■ WHAT TO WORK ON:
From the entries below, copy out every line with "Rural" in it.

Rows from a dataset

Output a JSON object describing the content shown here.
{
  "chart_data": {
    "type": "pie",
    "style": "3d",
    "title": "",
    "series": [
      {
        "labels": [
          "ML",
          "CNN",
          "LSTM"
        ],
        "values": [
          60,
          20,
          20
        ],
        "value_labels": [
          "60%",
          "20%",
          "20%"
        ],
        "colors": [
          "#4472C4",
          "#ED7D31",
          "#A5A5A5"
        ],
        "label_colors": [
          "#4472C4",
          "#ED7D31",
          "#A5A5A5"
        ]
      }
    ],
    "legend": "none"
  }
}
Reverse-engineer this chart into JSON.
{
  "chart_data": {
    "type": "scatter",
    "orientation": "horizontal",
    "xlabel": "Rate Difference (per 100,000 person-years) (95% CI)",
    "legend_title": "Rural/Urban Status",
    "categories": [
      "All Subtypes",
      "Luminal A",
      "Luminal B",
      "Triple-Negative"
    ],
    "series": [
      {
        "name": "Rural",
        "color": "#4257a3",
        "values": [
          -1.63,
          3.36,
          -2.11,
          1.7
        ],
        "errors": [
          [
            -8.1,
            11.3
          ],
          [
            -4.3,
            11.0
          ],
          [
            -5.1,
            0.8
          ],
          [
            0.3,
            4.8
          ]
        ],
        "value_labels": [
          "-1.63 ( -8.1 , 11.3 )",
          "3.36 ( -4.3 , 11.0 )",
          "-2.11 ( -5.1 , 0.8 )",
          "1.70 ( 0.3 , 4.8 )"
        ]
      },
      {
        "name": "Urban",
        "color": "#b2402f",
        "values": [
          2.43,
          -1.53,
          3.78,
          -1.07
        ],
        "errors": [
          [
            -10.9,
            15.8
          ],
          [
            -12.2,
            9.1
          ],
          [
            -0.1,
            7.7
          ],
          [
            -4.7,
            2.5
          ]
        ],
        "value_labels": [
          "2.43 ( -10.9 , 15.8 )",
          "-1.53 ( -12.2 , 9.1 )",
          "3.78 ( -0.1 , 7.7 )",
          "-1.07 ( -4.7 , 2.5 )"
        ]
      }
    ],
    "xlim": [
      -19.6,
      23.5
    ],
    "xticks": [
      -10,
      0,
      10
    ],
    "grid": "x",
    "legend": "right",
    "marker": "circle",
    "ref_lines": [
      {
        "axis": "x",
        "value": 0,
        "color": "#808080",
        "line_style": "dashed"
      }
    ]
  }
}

■ TASK ANSWER:
    "legend_title": "Rural/Urban Status",
        "name": "Rural",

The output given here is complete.